— Short problem —
Answer these questions using the passage about a morning walk.
(a) What did the writer wear out the door this morning?
(b) What does the writer walk by every morning when able?
(c) How long has the writer lived there?

— Extract —
★ ★ ★
I woke up this morning so much better than yesterday. Yesterday was one of those random sucker-punch days where you absolutely have no idea why you woke up so sick. And then today, for some reason, I have absolutely no idea why I woke up so much better. I seriously cannot figure this Lupus life out. I just can’t.
I’m still shocked by what an amazing gift today is for me. I really thought I would be spending it struggling to find some beauty in my circumstances. And believe me … from my recliner’s angle, this is an exercise tougher than anything you’ll ever find at the gym. Truly.
Instead, though, out the door I went this morning with my walking shoes on, long-sleeves and hat in place, and absolutely speechless to have energy.
Every morning that I’m able, I walk by this little lake just to see how it looks that day. After living here for over 11 years now, you’d think I’d know how it looks, but I don’t. It’s different every, single time I see it.
Have I told you how beautiful light and shadows are to me now? Being forced out of the sunshine will do that to you. You teach yourself to find joy in watching it, instead of being in it.
★ ★ ★
— Information supplied —
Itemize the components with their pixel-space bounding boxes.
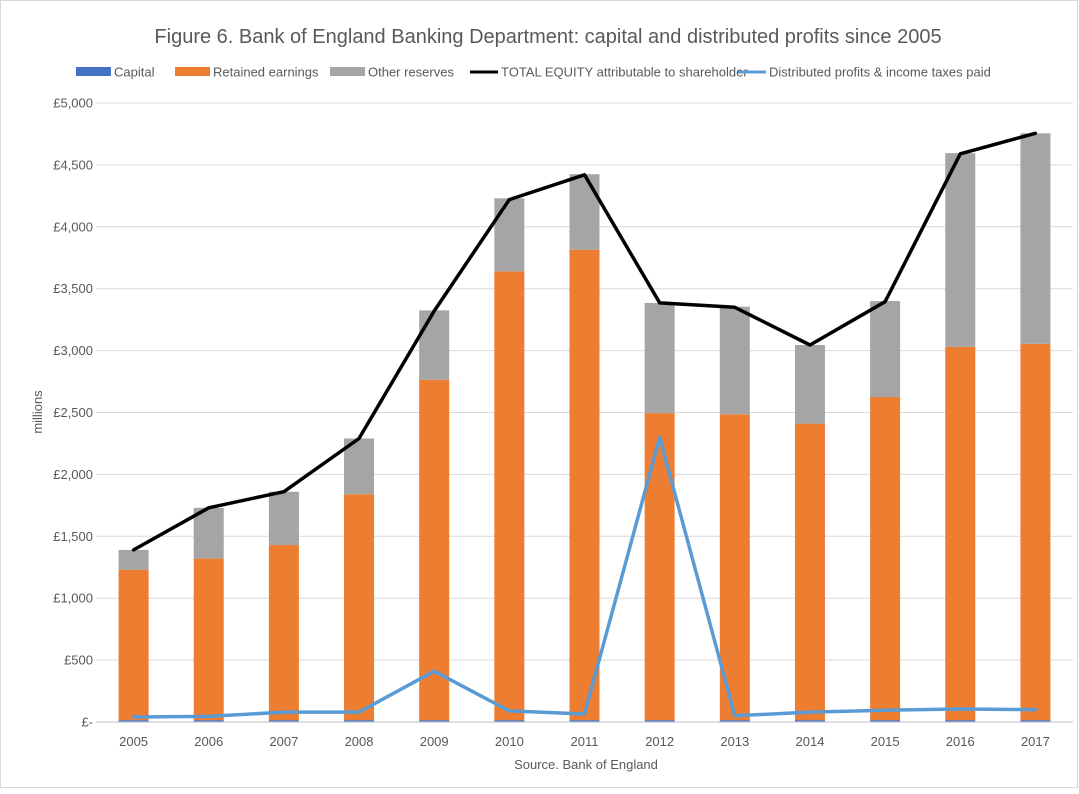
★ ★ ★
— Exercise answer —
(a) Walking shoes, long sleeves and a hat.
(b) A little lake.
(c) Over 11 years.